[Entries shown]:
======

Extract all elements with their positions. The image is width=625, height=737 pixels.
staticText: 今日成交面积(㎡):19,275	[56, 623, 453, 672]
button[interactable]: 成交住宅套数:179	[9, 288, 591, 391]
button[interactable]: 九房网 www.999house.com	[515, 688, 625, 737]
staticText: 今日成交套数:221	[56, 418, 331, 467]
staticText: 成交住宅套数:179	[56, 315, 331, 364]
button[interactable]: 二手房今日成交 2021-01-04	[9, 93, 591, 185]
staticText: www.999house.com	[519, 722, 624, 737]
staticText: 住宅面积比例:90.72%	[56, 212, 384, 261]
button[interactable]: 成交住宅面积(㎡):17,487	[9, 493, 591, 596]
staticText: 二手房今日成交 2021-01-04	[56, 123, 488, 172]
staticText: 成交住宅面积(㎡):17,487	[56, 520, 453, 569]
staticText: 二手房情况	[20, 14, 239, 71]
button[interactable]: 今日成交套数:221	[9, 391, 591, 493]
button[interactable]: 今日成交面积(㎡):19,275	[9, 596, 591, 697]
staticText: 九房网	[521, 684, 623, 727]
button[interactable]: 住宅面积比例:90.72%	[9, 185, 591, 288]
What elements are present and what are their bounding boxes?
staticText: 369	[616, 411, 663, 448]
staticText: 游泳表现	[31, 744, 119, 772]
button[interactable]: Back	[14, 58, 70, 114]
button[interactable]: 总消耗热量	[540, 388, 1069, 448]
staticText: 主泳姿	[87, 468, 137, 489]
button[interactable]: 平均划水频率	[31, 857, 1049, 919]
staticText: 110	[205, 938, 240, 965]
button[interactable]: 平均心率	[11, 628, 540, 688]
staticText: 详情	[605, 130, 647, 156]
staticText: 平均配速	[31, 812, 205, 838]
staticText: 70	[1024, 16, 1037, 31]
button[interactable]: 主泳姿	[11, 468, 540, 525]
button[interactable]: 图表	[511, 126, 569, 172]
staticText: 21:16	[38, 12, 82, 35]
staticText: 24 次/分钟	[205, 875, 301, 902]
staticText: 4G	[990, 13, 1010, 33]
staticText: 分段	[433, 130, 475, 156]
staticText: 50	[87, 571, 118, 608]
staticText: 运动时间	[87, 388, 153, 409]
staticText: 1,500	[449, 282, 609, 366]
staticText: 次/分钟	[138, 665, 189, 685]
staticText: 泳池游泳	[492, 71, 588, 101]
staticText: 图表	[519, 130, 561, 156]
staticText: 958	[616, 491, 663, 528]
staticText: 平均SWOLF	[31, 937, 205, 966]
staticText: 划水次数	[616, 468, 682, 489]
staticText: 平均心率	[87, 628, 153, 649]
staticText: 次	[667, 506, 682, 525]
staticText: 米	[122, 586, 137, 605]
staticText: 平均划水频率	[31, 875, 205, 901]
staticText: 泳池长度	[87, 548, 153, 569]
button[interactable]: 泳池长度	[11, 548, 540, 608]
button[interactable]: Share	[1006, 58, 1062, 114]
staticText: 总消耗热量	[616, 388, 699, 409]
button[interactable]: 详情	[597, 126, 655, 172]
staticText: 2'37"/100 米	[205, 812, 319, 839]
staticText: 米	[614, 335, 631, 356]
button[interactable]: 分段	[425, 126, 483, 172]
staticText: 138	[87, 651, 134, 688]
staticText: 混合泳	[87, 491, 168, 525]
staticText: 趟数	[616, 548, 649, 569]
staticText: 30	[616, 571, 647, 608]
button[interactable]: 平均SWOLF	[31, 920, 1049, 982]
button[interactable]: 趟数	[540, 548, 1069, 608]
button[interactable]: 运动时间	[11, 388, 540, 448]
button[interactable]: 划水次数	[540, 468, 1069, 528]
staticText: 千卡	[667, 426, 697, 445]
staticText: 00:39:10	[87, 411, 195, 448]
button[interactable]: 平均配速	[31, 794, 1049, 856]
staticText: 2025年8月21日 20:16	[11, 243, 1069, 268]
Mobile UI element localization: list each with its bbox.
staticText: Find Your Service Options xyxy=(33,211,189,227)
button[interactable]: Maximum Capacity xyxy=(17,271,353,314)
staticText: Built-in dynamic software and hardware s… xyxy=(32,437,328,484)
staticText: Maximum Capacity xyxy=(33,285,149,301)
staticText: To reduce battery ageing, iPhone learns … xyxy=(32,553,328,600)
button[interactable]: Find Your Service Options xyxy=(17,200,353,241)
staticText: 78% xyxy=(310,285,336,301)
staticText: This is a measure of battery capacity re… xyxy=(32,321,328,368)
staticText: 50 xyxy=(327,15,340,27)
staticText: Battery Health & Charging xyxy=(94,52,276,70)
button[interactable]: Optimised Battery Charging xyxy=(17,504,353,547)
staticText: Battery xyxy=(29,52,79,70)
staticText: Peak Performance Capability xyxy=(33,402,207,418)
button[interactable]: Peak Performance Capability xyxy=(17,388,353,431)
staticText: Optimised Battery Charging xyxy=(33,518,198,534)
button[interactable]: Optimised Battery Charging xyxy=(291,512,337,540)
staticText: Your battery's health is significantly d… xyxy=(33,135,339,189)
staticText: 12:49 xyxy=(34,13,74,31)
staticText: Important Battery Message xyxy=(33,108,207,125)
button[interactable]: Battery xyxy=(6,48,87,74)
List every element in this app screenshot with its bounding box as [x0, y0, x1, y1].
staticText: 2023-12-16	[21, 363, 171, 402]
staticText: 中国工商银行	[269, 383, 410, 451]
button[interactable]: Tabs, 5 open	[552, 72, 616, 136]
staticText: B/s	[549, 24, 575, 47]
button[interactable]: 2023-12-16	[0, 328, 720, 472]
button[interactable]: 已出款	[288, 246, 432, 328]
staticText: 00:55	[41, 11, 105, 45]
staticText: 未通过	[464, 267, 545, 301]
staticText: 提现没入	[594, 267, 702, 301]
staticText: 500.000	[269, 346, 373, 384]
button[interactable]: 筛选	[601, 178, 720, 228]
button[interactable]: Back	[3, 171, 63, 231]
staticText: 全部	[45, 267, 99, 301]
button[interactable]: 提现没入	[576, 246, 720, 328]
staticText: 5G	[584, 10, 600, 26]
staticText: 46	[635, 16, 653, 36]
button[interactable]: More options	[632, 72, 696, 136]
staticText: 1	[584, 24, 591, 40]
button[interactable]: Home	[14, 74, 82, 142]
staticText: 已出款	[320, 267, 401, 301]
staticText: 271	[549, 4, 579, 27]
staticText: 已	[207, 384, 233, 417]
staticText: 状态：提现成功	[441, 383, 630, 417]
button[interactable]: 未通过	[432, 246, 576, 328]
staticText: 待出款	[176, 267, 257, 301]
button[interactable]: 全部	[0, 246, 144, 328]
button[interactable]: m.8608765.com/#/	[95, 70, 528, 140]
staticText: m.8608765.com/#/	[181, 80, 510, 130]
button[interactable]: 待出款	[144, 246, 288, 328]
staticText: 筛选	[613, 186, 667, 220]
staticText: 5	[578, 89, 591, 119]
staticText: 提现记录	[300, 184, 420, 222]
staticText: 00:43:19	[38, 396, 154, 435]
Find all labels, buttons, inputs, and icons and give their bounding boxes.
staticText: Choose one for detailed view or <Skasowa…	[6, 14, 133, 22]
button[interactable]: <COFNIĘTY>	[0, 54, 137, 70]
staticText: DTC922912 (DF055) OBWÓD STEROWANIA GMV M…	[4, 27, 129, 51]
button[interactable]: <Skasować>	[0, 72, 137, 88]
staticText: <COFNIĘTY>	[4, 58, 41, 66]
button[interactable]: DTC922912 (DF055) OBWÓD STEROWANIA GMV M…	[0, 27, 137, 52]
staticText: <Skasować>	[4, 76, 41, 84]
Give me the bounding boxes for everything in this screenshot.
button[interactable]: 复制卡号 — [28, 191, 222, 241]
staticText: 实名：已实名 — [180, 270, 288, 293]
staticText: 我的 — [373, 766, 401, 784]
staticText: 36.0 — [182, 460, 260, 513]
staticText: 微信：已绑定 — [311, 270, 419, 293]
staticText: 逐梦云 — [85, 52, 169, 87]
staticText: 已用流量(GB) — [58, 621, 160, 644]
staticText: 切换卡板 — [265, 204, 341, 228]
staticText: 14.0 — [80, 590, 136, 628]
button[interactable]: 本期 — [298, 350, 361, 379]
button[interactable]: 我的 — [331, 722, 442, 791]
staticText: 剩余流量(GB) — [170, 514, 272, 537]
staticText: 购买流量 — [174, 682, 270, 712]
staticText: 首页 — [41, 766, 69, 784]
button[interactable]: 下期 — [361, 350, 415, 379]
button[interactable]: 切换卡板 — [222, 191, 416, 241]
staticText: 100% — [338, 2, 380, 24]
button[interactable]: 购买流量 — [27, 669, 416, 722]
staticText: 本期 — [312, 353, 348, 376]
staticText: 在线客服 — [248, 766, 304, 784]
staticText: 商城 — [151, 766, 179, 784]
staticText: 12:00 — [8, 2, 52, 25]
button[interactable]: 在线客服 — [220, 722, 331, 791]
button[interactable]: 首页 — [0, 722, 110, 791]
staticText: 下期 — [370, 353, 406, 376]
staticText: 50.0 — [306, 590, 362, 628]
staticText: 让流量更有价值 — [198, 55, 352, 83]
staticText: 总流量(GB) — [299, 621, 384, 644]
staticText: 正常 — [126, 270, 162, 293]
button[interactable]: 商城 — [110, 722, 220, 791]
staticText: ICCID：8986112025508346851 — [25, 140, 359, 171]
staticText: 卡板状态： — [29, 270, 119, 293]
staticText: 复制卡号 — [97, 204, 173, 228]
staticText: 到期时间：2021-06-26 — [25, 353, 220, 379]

======

Copy the material without any changes, starting from its first line and going up to and including the line that contains "684, 623, 727]".

[Solution to the exercise]:
Extract all elements with their positions. The image is width=625, height=737 pixels.
staticText: 今日成交面积(㎡):19,275	[56, 623, 453, 672]
button[interactable]: 成交住宅套数:179	[9, 288, 591, 391]
button[interactable]: 九房网 www.999house.com	[515, 688, 625, 737]
staticText: 今日成交套数:221	[56, 418, 331, 467]
staticText: 成交住宅套数:179	[56, 315, 331, 364]
button[interactable]: 二手房今日成交 2021-01-04	[9, 93, 591, 185]
staticText: www.999house.com	[519, 722, 624, 737]
staticText: 住宅面积比例:90.72%	[56, 212, 384, 261]
button[interactable]: 成交住宅面积(㎡):17,487	[9, 493, 591, 596]
staticText: 二手房今日成交 2021-01-04	[56, 123, 488, 172]
staticText: 成交住宅面积(㎡):17,487	[56, 520, 453, 569]
staticText: 二手房情况	[20, 14, 239, 71]
button[interactable]: 今日成交套数:221	[9, 391, 591, 493]
button[interactable]: 今日成交面积(㎡):19,275	[9, 596, 591, 697]
staticText: 九房网	[521, 684, 623, 727]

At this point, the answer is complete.